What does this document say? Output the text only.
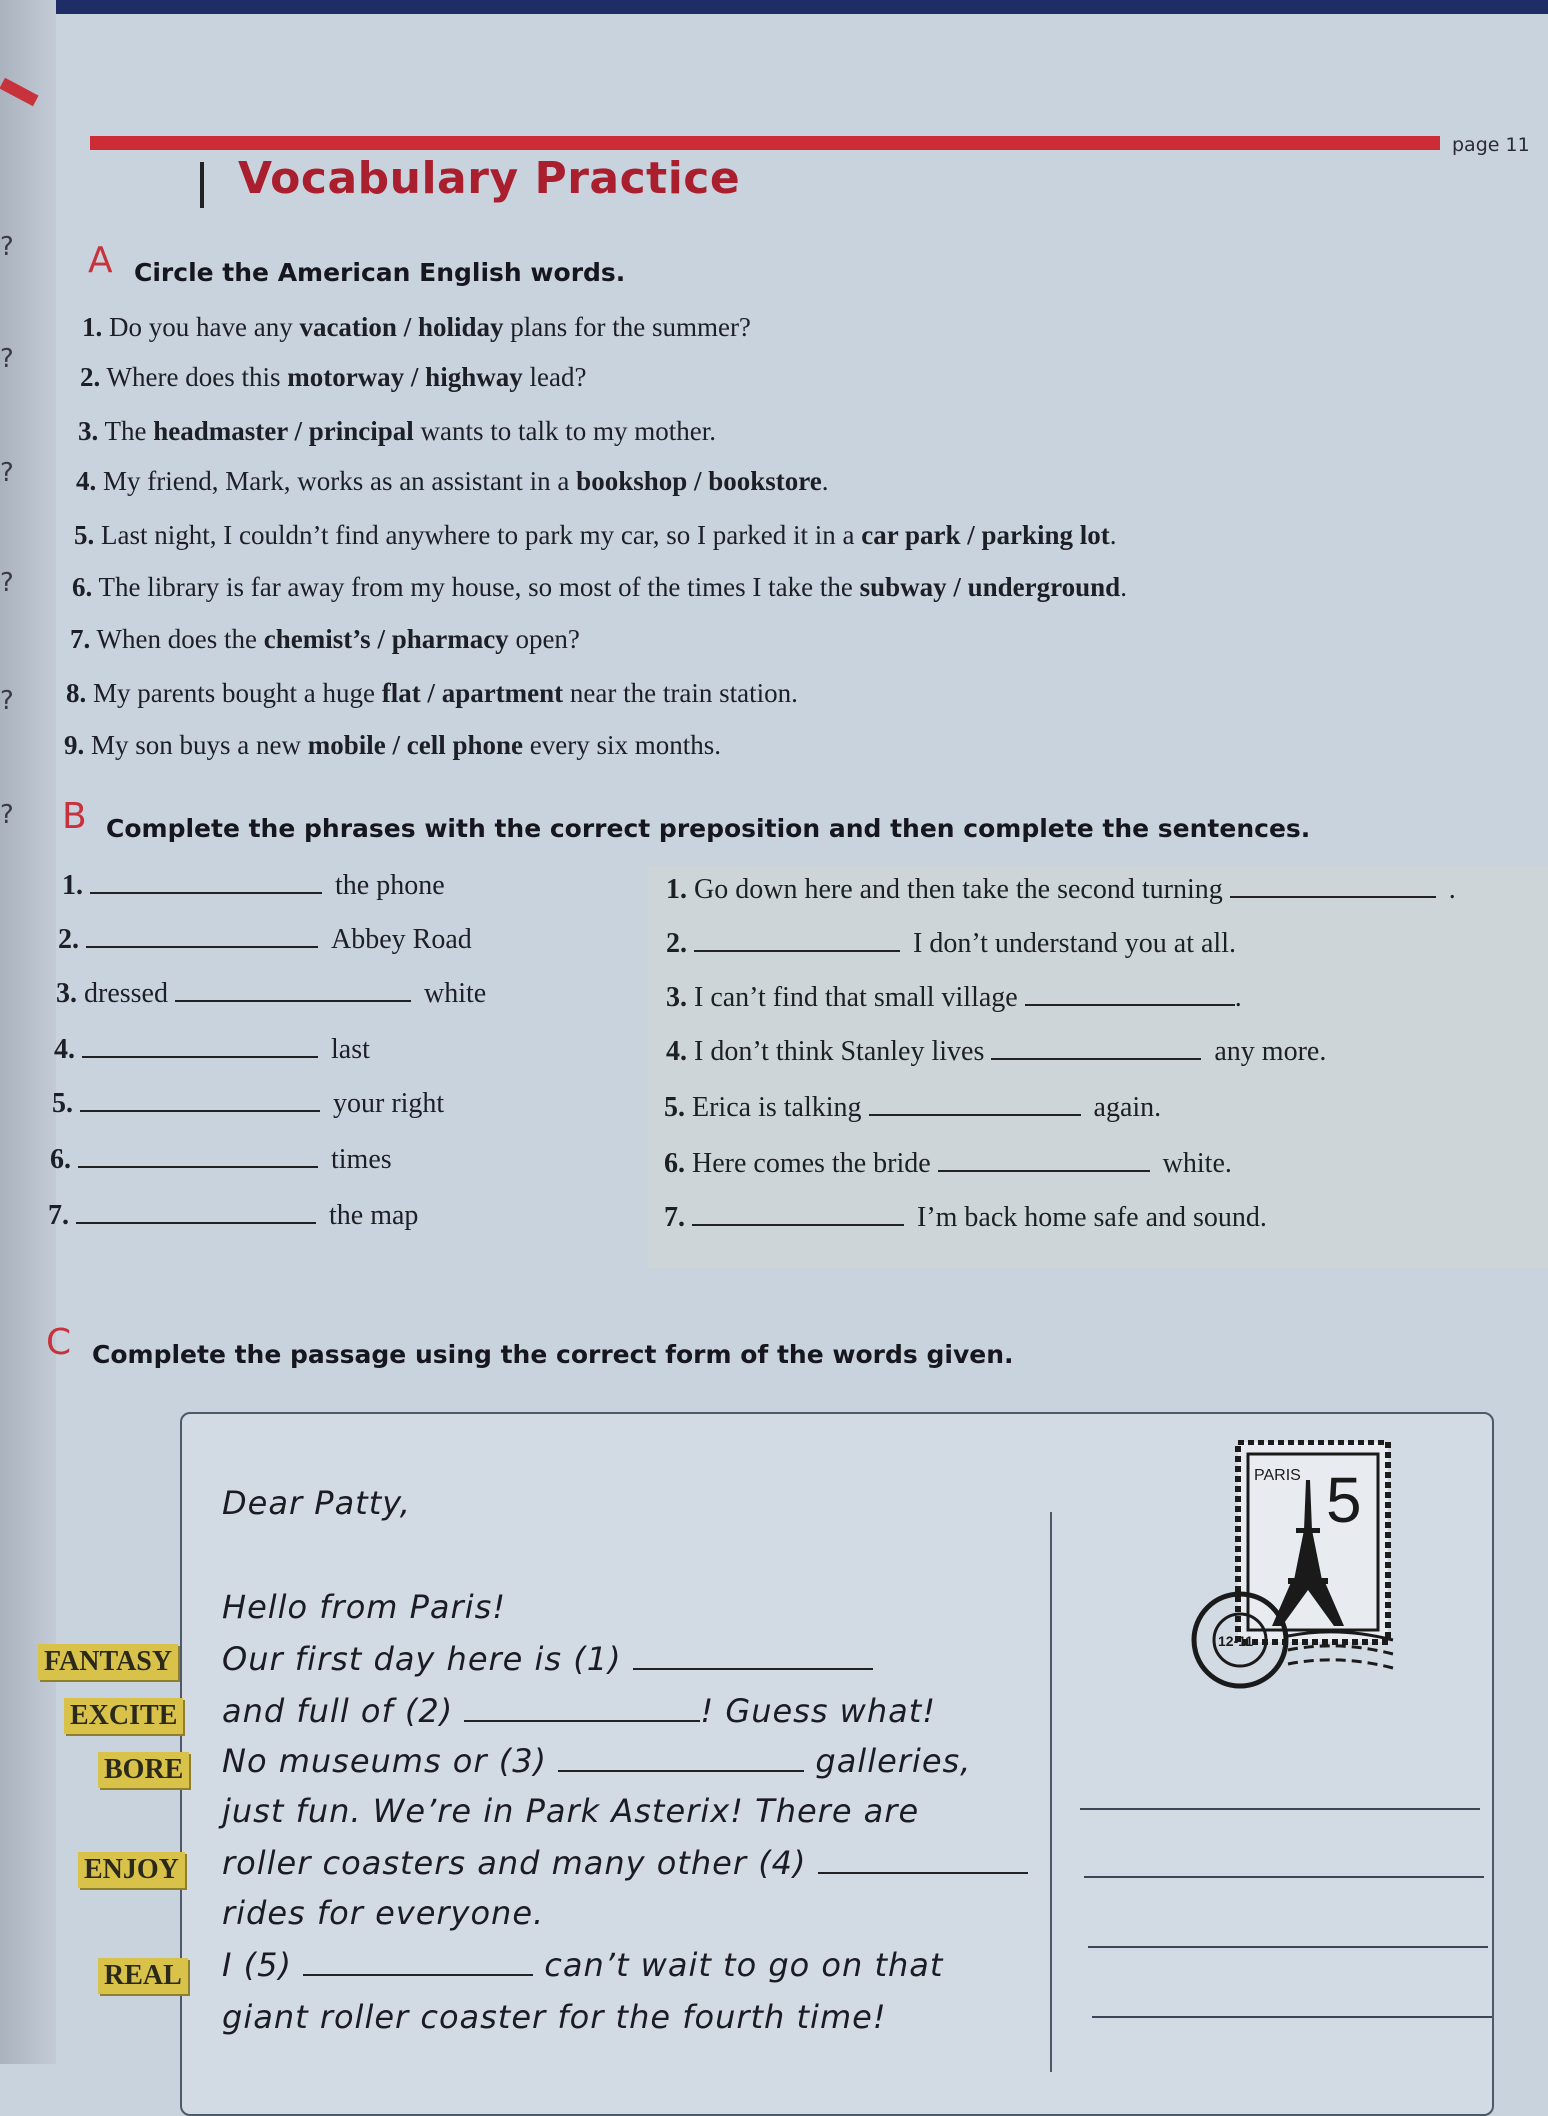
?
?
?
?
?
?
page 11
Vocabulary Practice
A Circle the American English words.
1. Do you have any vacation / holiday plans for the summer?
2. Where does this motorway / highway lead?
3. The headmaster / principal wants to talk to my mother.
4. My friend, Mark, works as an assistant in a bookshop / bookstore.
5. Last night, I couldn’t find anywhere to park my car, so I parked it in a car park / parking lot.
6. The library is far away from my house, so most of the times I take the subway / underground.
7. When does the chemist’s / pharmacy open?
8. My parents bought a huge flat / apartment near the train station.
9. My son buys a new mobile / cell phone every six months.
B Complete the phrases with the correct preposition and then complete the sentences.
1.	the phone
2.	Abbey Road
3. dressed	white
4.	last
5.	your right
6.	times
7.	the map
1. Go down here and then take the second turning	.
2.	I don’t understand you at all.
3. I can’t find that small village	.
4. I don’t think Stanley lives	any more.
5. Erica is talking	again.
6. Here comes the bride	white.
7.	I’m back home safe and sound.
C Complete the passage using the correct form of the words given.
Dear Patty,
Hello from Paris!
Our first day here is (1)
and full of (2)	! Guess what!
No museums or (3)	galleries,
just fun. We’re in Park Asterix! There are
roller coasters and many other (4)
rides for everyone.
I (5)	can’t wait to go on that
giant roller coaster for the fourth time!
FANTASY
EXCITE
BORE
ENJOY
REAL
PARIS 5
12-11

· · · ·

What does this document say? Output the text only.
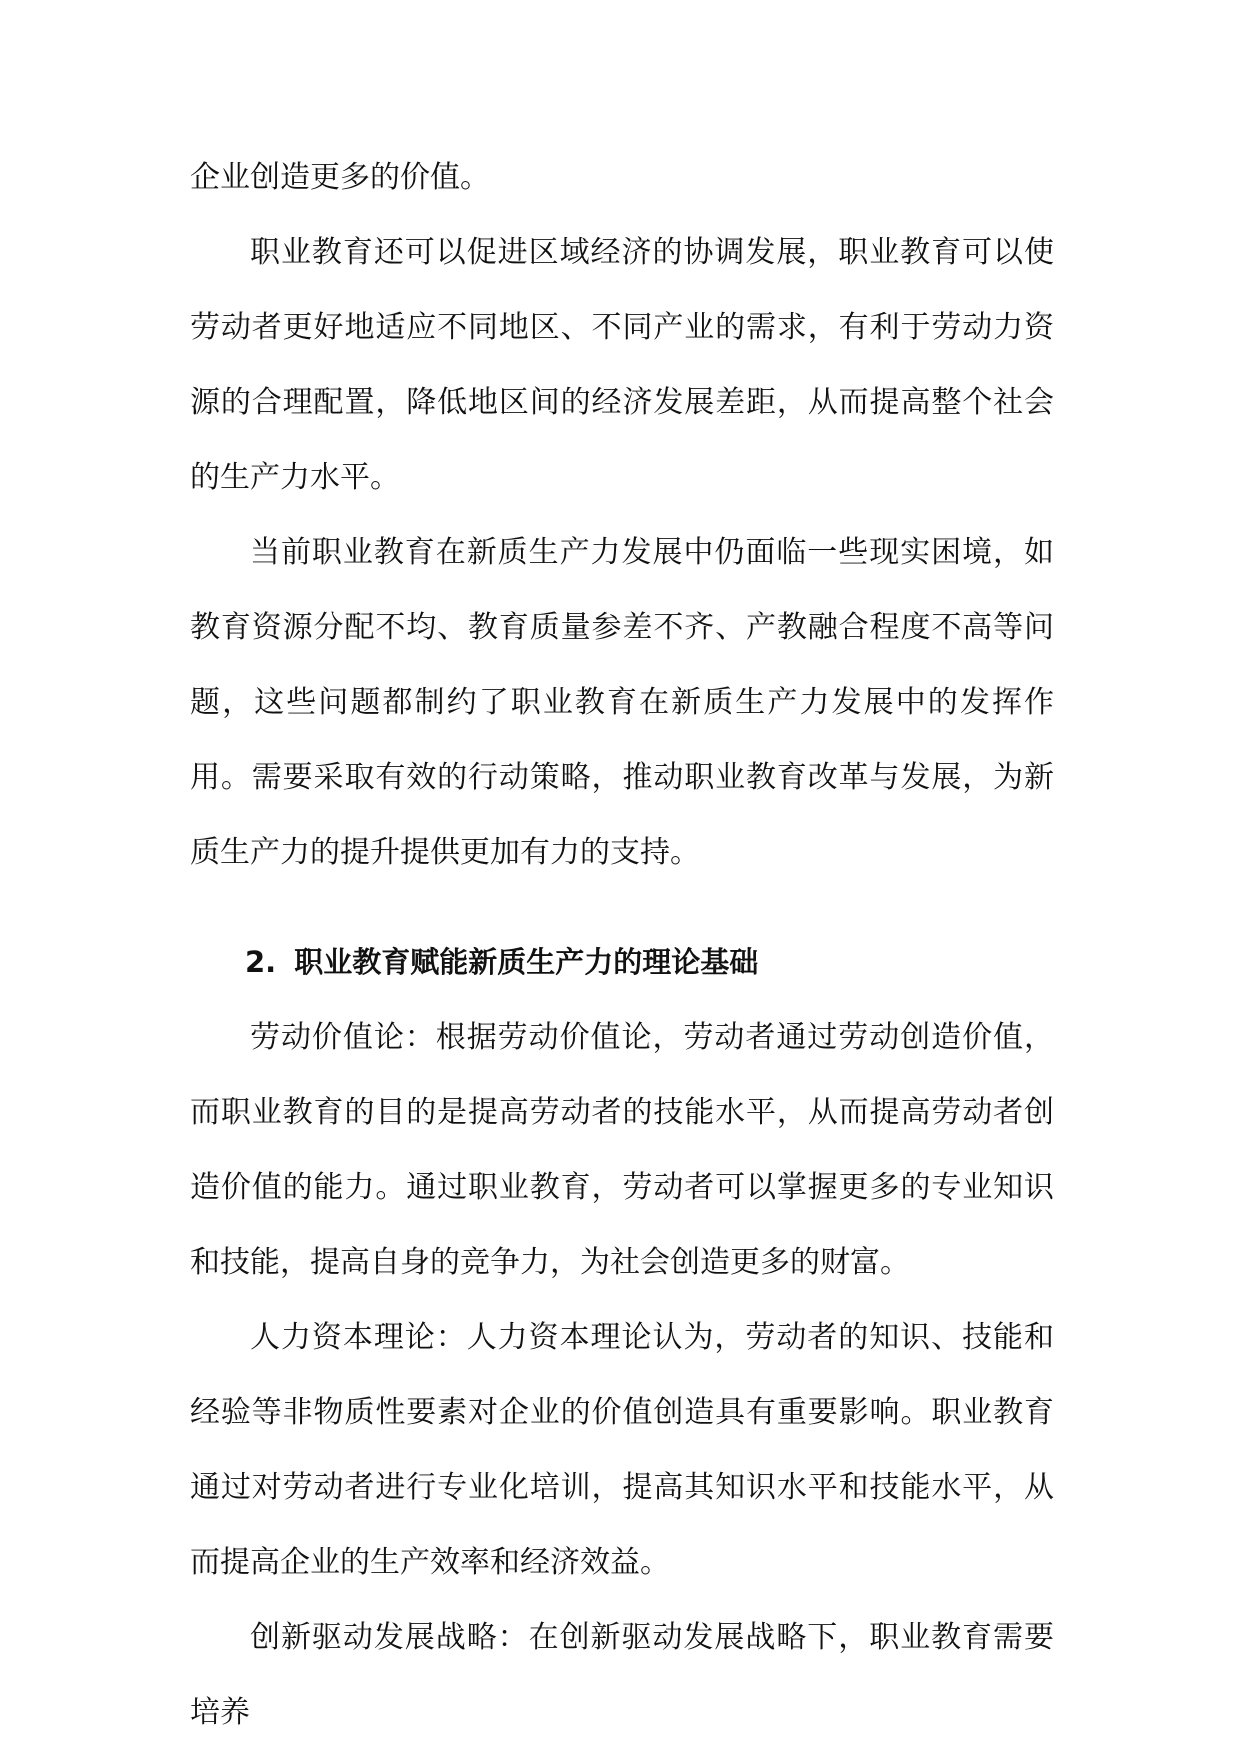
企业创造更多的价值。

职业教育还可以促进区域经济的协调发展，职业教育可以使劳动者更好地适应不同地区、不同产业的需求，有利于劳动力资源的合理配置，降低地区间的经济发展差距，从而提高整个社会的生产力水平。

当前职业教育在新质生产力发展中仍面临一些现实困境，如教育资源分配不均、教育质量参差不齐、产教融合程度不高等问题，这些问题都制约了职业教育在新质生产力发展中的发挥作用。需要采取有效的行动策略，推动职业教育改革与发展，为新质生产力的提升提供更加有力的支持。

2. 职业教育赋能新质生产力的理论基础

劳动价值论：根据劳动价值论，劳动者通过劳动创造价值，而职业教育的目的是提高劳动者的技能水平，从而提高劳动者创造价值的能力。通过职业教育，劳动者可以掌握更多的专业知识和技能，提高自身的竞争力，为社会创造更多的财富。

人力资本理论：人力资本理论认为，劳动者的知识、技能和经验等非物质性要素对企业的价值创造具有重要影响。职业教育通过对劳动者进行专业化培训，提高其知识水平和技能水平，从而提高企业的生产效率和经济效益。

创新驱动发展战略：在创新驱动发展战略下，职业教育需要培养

· · · ·

What the task requires: From the records above, report the count of lines containing "roller" and nothing more.

Problem solution: 2